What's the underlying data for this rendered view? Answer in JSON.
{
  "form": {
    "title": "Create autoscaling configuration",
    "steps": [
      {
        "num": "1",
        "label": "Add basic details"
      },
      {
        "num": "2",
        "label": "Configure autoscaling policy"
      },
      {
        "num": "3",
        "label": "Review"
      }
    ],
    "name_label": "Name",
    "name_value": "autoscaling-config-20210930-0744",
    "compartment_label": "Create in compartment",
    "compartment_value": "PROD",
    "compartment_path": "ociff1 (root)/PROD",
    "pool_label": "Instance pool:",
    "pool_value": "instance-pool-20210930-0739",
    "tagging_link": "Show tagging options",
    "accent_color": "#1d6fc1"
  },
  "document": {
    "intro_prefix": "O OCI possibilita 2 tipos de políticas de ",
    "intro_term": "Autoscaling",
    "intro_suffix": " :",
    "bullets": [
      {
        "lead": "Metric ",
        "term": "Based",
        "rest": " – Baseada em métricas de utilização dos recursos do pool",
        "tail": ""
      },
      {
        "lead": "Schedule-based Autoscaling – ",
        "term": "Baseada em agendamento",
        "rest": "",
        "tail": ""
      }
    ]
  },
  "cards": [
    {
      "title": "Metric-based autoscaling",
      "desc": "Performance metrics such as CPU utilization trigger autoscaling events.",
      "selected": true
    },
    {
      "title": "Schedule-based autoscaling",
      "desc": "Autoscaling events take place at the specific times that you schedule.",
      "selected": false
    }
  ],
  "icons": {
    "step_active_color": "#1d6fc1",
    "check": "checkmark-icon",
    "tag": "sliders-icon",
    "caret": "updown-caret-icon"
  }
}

------

• _WHAT YOU SHOULD DO_
Reproduce each record exactly as it appears.

• _RESULT OF THIS EXERCISE_
What's the underlying data for this rendered view? Answer in JSON.
{
  "form": {
    "title": "Create autoscaling configuration",
    "steps": [
      {
        "num": "1",
        "label": "Add basic details"
      },
      {
        "num": "2",
        "label": "Configure autoscaling policy"
      },
      {
        "num": "3",
        "label": "Review"
      }
    ],
    "name_label": "Name",
    "name_value": "autoscaling-config-20210930-0744",
    "compartment_label": "Create in compartment",
    "compartment_value": "PROD",
    "compartment_path": "ociff1 (root)/PROD",
    "pool_label": "Instance pool:",
    "pool_value": "instance-pool-20210930-0739",
    "tagging_link": "Show tagging options",
    "accent_color": "#1d6fc1"
  },
  "document": {
    "intro_prefix": "O OCI possibilita 2 tipos de políticas de ",
    "intro_term": "Autoscaling",
    "intro_suffix": " :",
    "bullets": [
      {
        "lead": "Metric ",
        "term": "Based",
        "rest": " – Baseada em métricas de utilização dos recursos do pool",
        "tail": ""
      },
      {
        "lead": "Schedule-based Autoscaling – ",
        "term": "Baseada em agendamento",
        "rest": "",
        "tail": ""
      }
    ]
  },
  "cards": [
    {
      "title": "Metric-based autoscaling",
      "desc": "Performance metrics such as CPU utilization trigger autoscaling events.",
      "selected": true
    },
    {
      "title": "Schedule-based autoscaling",
      "desc": "Autoscaling events take place at the specific times that you schedule.",
      "selected": false
    }
  ],
  "icons": {
    "step_active_color": "#1d6fc1",
    "check": "checkmark-icon",
    "tag": "sliders-icon",
    "caret": "updown-caret-icon"
  }
}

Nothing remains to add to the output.